* **What you have to do**
Return every record verbatim.

◆ ◆ ◆ ◆ ◆ ◆ ◆

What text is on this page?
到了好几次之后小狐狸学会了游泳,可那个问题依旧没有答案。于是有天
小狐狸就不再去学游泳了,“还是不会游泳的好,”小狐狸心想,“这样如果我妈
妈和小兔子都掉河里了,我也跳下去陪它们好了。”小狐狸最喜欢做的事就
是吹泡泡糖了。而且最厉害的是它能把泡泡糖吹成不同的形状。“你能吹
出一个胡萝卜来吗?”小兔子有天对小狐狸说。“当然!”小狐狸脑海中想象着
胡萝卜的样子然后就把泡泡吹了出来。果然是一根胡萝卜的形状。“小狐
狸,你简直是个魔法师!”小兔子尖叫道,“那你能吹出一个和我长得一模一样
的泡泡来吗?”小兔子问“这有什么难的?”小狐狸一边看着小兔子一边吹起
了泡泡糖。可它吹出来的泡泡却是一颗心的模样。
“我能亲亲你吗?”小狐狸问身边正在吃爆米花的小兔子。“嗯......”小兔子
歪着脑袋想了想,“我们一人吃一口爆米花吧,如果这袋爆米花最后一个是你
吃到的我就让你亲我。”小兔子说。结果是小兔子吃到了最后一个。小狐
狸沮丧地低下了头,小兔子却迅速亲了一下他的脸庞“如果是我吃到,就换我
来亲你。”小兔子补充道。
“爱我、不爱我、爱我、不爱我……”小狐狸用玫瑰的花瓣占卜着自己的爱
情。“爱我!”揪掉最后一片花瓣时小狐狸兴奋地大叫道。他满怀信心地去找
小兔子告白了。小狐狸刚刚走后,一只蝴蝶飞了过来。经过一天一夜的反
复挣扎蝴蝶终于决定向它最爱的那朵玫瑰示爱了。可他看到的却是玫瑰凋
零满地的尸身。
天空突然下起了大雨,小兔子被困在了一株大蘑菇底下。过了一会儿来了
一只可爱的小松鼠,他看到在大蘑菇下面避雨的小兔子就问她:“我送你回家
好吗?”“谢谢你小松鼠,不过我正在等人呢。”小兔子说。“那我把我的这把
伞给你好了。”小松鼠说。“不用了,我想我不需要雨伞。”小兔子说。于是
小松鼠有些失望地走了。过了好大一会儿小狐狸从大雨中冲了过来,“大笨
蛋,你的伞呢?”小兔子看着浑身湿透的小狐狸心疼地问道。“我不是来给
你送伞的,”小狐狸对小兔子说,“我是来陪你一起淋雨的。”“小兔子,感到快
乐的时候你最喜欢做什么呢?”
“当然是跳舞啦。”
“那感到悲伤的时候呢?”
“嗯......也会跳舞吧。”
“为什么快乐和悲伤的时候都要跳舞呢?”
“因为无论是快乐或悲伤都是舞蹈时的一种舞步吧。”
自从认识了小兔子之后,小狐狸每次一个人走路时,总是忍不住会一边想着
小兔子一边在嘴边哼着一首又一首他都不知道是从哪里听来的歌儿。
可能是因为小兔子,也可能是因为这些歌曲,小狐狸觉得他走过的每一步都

◆ ◆ ◆ ◆ ◆ ◆ ◆

* **Full solution**
What text is on this page?
到了好几次之后小狐狸学会了游泳,可那个问题依旧没有答案。于是有天
小狐狸就不再去学游泳了,“还是不会游泳的好,”小狐狸心想,“这样如果我妈
妈和小兔子都掉河里了,我也跳下去陪它们好了。”小狐狸最喜欢做的事就
是吹泡泡糖了。而且最厉害的是它能把泡泡糖吹成不同的形状。“你能吹
出一个胡萝卜来吗?”小兔子有天对小狐狸说。“当然!”小狐狸脑海中想象着
胡萝卜的样子然后就把泡泡吹了出来。果然是一根胡萝卜的形状。“小狐
狸,你简直是个魔法师!”小兔子尖叫道,“那你能吹出一个和我长得一模一样
的泡泡来吗?”小兔子问“这有什么难的?”小狐狸一边看着小兔子一边吹起
了泡泡糖。可它吹出来的泡泡却是一颗心的模样。
“我能亲亲你吗?”小狐狸问身边正在吃爆米花的小兔子。“嗯......”小兔子
歪着脑袋想了想,“我们一人吃一口爆米花吧,如果这袋爆米花最后一个是你
吃到的我就让你亲我。”小兔子说。结果是小兔子吃到了最后一个。小狐
狸沮丧地低下了头,小兔子却迅速亲了一下他的脸庞“如果是我吃到,就换我
来亲你。”小兔子补充道。
“爱我、不爱我、爱我、不爱我……”小狐狸用玫瑰的花瓣占卜着自己的爱
情。“爱我!”揪掉最后一片花瓣时小狐狸兴奋地大叫道。他满怀信心地去找
小兔子告白了。小狐狸刚刚走后,一只蝴蝶飞了过来。经过一天一夜的反
复挣扎蝴蝶终于决定向它最爱的那朵玫瑰示爱了。可他看到的却是玫瑰凋
零满地的尸身。
天空突然下起了大雨,小兔子被困在了一株大蘑菇底下。过了一会儿来了
一只可爱的小松鼠,他看到在大蘑菇下面避雨的小兔子就问她:“我送你回家
好吗?”“谢谢你小松鼠,不过我正在等人呢。”小兔子说。“那我把我的这把
伞给你好了。”小松鼠说。“不用了,我想我不需要雨伞。”小兔子说。于是
小松鼠有些失望地走了。过了好大一会儿小狐狸从大雨中冲了过来,“大笨
蛋,你的伞呢?”小兔子看着浑身湿透的小狐狸心疼地问道。“我不是来给
你送伞的,”小狐狸对小兔子说,“我是来陪你一起淋雨的。”“小兔子,感到快
乐的时候你最喜欢做什么呢?”
“当然是跳舞啦。”
“那感到悲伤的时候呢?”
“嗯......也会跳舞吧。”
“为什么快乐和悲伤的时候都要跳舞呢?”
“因为无论是快乐或悲伤都是舞蹈时的一种舞步吧。”
自从认识了小兔子之后,小狐狸每次一个人走路时,总是忍不住会一边想着
小兔子一边在嘴边哼着一首又一首他都不知道是从哪里听来的歌儿。
可能是因为小兔子,也可能是因为这些歌曲,小狐狸觉得他走过的每一步都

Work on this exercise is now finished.